■ **Direction**
Show every line below where "CALCUL" can be found.

■ **Records for this exercise**
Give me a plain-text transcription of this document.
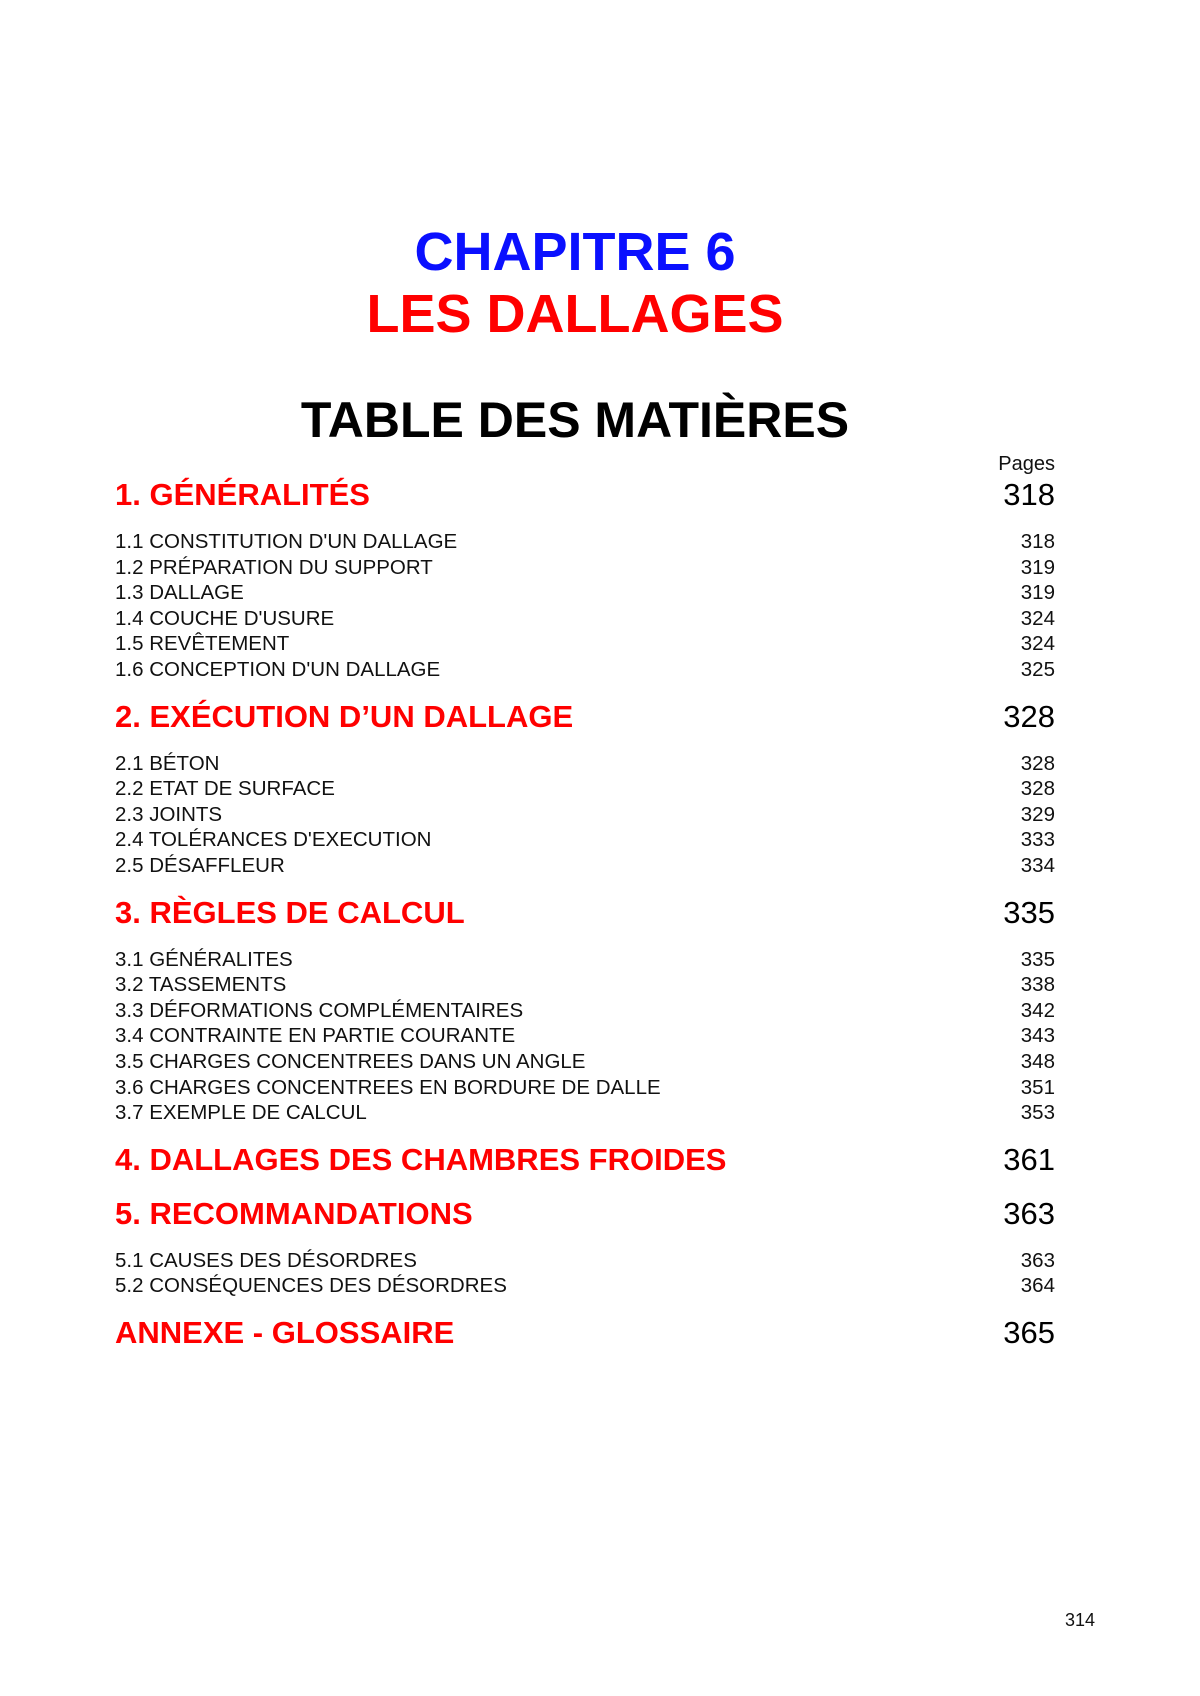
CHAPITRE 6
LES DALLAGES
TABLE DES MATIÈRES
Pages
1. GÉNÉRALITÉS	318
1.1 CONSTITUTION D'UN DALLAGE	318
1.2 PRÉPARATION DU SUPPORT	319
1.3 DALLAGE	319
1.4 COUCHE D'USURE	324
1.5 REVÊTEMENT	324
1.6 CONCEPTION D'UN DALLAGE	325
2. EXÉCUTION D’UN DALLAGE	328
2.1 BÉTON	328
2.2 ETAT DE SURFACE	328
2.3 JOINTS	329
2.4 TOLÉRANCES D'EXECUTION	333
2.5 DÉSAFFLEUR	334
3. RÈGLES DE CALCUL	335
3.1 GÉNÉRALITES	335
3.2 TASSEMENTS	338
3.3 DÉFORMATIONS COMPLÉMENTAIRES	342
3.4 CONTRAINTE EN PARTIE COURANTE	343
3.5 CHARGES CONCENTREES DANS UN ANGLE	348
3.6 CHARGES CONCENTREES EN BORDURE DE DALLE	351
3.7 EXEMPLE DE CALCUL	353
4. DALLAGES DES CHAMBRES FROIDES	361
5. RECOMMANDATIONS	363
5.1 CAUSES DES DÉSORDRES	363
5.2 CONSÉQUENCES DES DÉSORDRES	364
ANNEXE - GLOSSAIRE	365
314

■ **Solution for this task**
3. RÈGLES DE CALCUL	335
3.7 EXEMPLE DE CALCUL	353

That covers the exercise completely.